— START —

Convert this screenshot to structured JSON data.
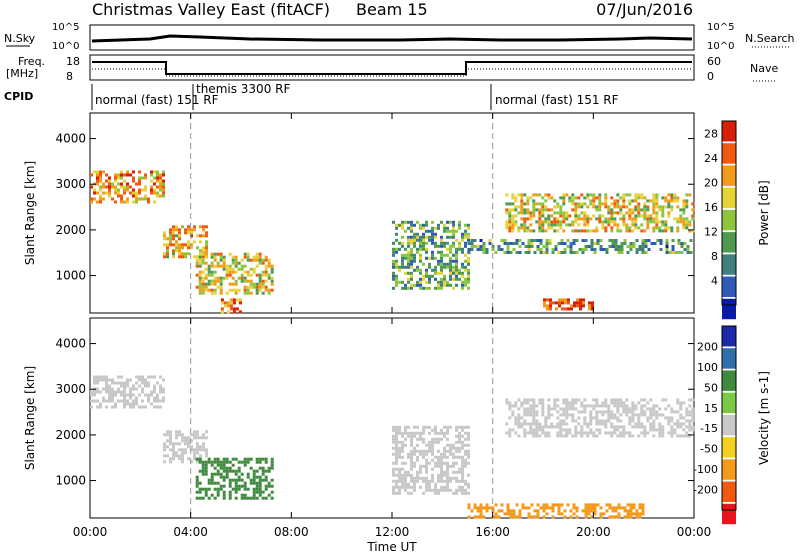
{
  "header": {
    "station": "Christmas Valley East (fitACF)",
    "beam": "Beam 15",
    "date": "07/Jun/2016"
  },
  "panels_small": {
    "nsky": {
      "label": "N.Sky",
      "ticks": [
        "10^5",
        "10^0"
      ]
    },
    "nsearch": {
      "label": "N.Search",
      "ticks": [
        "10^5",
        "10^0"
      ]
    },
    "freq": {
      "label_line1": "Freq.",
      "label_line2": "[MHz]",
      "ticks": [
        "18",
        "8"
      ]
    },
    "nave": {
      "label": "Nave",
      "ticks": [
        "60",
        "0"
      ]
    },
    "cpid": {
      "label": "CPID",
      "segments": [
        "normal (fast) 151 RF",
        "themis 3300 RF",
        "normal (fast) 151 RF"
      ]
    }
  },
  "chart_data": [
    {
      "type": "heatmap",
      "title": "",
      "xlabel": "Time UT",
      "ylabel": "Slant Range [km]",
      "x_ticks": [
        "00:00",
        "04:00",
        "08:00",
        "12:00",
        "16:00",
        "20:00",
        "00:00"
      ],
      "y_ticks": [
        1000,
        2000,
        3000,
        4000
      ],
      "xlim_hours": [
        0,
        24
      ],
      "ylim_km": [
        180,
        4560
      ],
      "colorbar": {
        "label": "Power [dB]",
        "ticks": [
          4,
          8,
          12,
          16,
          20,
          24,
          28
        ],
        "range": [
          0,
          30
        ],
        "colors": [
          "#0a1aa8",
          "#2f5bb8",
          "#3f7f7f",
          "#4e9a4e",
          "#8cc63f",
          "#e8d23a",
          "#f39a1c",
          "#ee5a12",
          "#d81e05"
        ]
      },
      "echo_regions": [
        {
          "t_start": 0.0,
          "t_end": 2.9,
          "range_start": 2600,
          "range_end": 3300,
          "power_db": 22
        },
        {
          "t_start": 2.9,
          "t_end": 4.6,
          "range_start": 1400,
          "range_end": 2100,
          "power_db": 20
        },
        {
          "t_start": 4.2,
          "t_end": 7.2,
          "range_start": 600,
          "range_end": 1500,
          "power_db": 18
        },
        {
          "t_start": 5.2,
          "t_end": 6.0,
          "range_start": 200,
          "range_end": 500,
          "power_db": 24
        },
        {
          "t_start": 12.0,
          "t_end": 15.0,
          "range_start": 700,
          "range_end": 2200,
          "power_db": 12
        },
        {
          "t_start": 15.0,
          "t_end": 24.0,
          "range_start": 1500,
          "range_end": 1800,
          "power_db": 10
        },
        {
          "t_start": 16.5,
          "t_end": 24.0,
          "range_start": 2000,
          "range_end": 2800,
          "power_db": 18
        },
        {
          "t_start": 18.0,
          "t_end": 20.0,
          "range_start": 250,
          "range_end": 500,
          "power_db": 26
        }
      ]
    },
    {
      "type": "heatmap",
      "title": "",
      "xlabel": "Time UT",
      "ylabel": "Slant Range [km]",
      "x_ticks": [
        "00:00",
        "04:00",
        "08:00",
        "12:00",
        "16:00",
        "20:00",
        "00:00"
      ],
      "y_ticks": [
        1000,
        2000,
        3000,
        4000
      ],
      "xlim_hours": [
        0,
        24
      ],
      "ylim_km": [
        180,
        4560
      ],
      "colorbar": {
        "label": "Velocity [m s-1]",
        "ticks": [
          200,
          100,
          50,
          15,
          -15,
          -50,
          -100,
          -200
        ],
        "colors": [
          "#1a2aa8",
          "#2f6fb0",
          "#3f8a3f",
          "#7ac943",
          "#c8c8c8",
          "#f5d020",
          "#f39a1c",
          "#ee5a12",
          "#e8141c"
        ]
      },
      "echo_regions": [
        {
          "t_start": 0.0,
          "t_end": 2.9,
          "range_start": 2600,
          "range_end": 3300,
          "velocity": 0
        },
        {
          "t_start": 2.9,
          "t_end": 4.6,
          "range_start": 1400,
          "range_end": 2100,
          "velocity": 0
        },
        {
          "t_start": 4.2,
          "t_end": 7.2,
          "range_start": 600,
          "range_end": 1500,
          "velocity": 60
        },
        {
          "t_start": 12.0,
          "t_end": 15.0,
          "range_start": 700,
          "range_end": 2200,
          "velocity": 0
        },
        {
          "t_start": 16.5,
          "t_end": 24.0,
          "range_start": 2000,
          "range_end": 2800,
          "velocity": 0
        },
        {
          "t_start": 15.0,
          "t_end": 22.0,
          "range_start": 200,
          "range_end": 500,
          "velocity": -60
        }
      ]
    }
  ]
}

— END —

Transcribe all entries above exactly. Drop the pictures.

**In response:**
Convert this screenshot to structured JSON data.
{
  "header": {
    "station": "Christmas Valley East (fitACF)",
    "beam": "Beam 15",
    "date": "07/Jun/2016"
  },
  "panels_small": {
    "nsky": {
      "label": "N.Sky",
      "ticks": [
        "10^5",
        "10^0"
      ]
    },
    "nsearch": {
      "label": "N.Search",
      "ticks": [
        "10^5",
        "10^0"
      ]
    },
    "freq": {
      "label_line1": "Freq.",
      "label_line2": "[MHz]",
      "ticks": [
        "18",
        "8"
      ]
    },
    "nave": {
      "label": "Nave",
      "ticks": [
        "60",
        "0"
      ]
    },
    "cpid": {
      "label": "CPID",
      "segments": [
        "normal (fast) 151 RF",
        "themis 3300 RF",
        "normal (fast) 151 RF"
      ]
    }
  },
  "chart_data": [
    {
      "type": "heatmap",
      "title": "",
      "xlabel": "Time UT",
      "ylabel": "Slant Range [km]",
      "x_ticks": [
        "00:00",
        "04:00",
        "08:00",
        "12:00",
        "16:00",
        "20:00",
        "00:00"
      ],
      "y_ticks": [
        1000,
        2000,
        3000,
        4000
      ],
      "xlim_hours": [
        0,
        24
      ],
      "ylim_km": [
        180,
        4560
      ],
      "colorbar": {
        "label": "Power [dB]",
        "ticks": [
          4,
          8,
          12,
          16,
          20,
          24,
          28
        ],
        "range": [
          0,
          30
        ],
        "colors": [
          "#0a1aa8",
          "#2f5bb8",
          "#3f7f7f",
          "#4e9a4e",
          "#8cc63f",
          "#e8d23a",
          "#f39a1c",
          "#ee5a12",
          "#d81e05"
        ]
      },
      "echo_regions": [
        {
          "t_start": 0.0,
          "t_end": 2.9,
          "range_start": 2600,
          "range_end": 3300,
          "power_db": 22
        },
        {
          "t_start": 2.9,
          "t_end": 4.6,
          "range_start": 1400,
          "range_end": 2100,
          "power_db": 20
        },
        {
          "t_start": 4.2,
          "t_end": 7.2,
          "range_start": 600,
          "range_end": 1500,
          "power_db": 18
        },
        {
          "t_start": 5.2,
          "t_end": 6.0,
          "range_start": 200,
          "range_end": 500,
          "power_db": 24
        },
        {
          "t_start": 12.0,
          "t_end": 15.0,
          "range_start": 700,
          "range_end": 2200,
          "power_db": 12
        },
        {
          "t_start": 15.0,
          "t_end": 24.0,
          "range_start": 1500,
          "range_end": 1800,
          "power_db": 10
        },
        {
          "t_start": 16.5,
          "t_end": 24.0,
          "range_start": 2000,
          "range_end": 2800,
          "power_db": 18
        },
        {
          "t_start": 18.0,
          "t_end": 20.0,
          "range_start": 250,
          "range_end": 500,
          "power_db": 26
        }
      ]
    },
    {
      "type": "heatmap",
      "title": "",
      "xlabel": "Time UT",
      "ylabel": "Slant Range [km]",
      "x_ticks": [
        "00:00",
        "04:00",
        "08:00",
        "12:00",
        "16:00",
        "20:00",
        "00:00"
      ],
      "y_ticks": [
        1000,
        2000,
        3000,
        4000
      ],
      "xlim_hours": [
        0,
        24
      ],
      "ylim_km": [
        180,
        4560
      ],
      "colorbar": {
        "label": "Velocity [m s-1]",
        "ticks": [
          200,
          100,
          50,
          15,
          -15,
          -50,
          -100,
          -200
        ],
        "colors": [
          "#1a2aa8",
          "#2f6fb0",
          "#3f8a3f",
          "#7ac943",
          "#c8c8c8",
          "#f5d020",
          "#f39a1c",
          "#ee5a12",
          "#e8141c"
        ]
      },
      "echo_regions": [
        {
          "t_start": 0.0,
          "t_end": 2.9,
          "range_start": 2600,
          "range_end": 3300,
          "velocity": 0
        },
        {
          "t_start": 2.9,
          "t_end": 4.6,
          "range_start": 1400,
          "range_end": 2100,
          "velocity": 0
        },
        {
          "t_start": 4.2,
          "t_end": 7.2,
          "range_start": 600,
          "range_end": 1500,
          "velocity": 60
        },
        {
          "t_start": 12.0,
          "t_end": 15.0,
          "range_start": 700,
          "range_end": 2200,
          "velocity": 0
        },
        {
          "t_start": 16.5,
          "t_end": 24.0,
          "range_start": 2000,
          "range_end": 2800,
          "velocity": 0
        },
        {
          "t_start": 15.0,
          "t_end": 22.0,
          "range_start": 200,
          "range_end": 500,
          "velocity": -60
        }
      ]
    }
  ]
}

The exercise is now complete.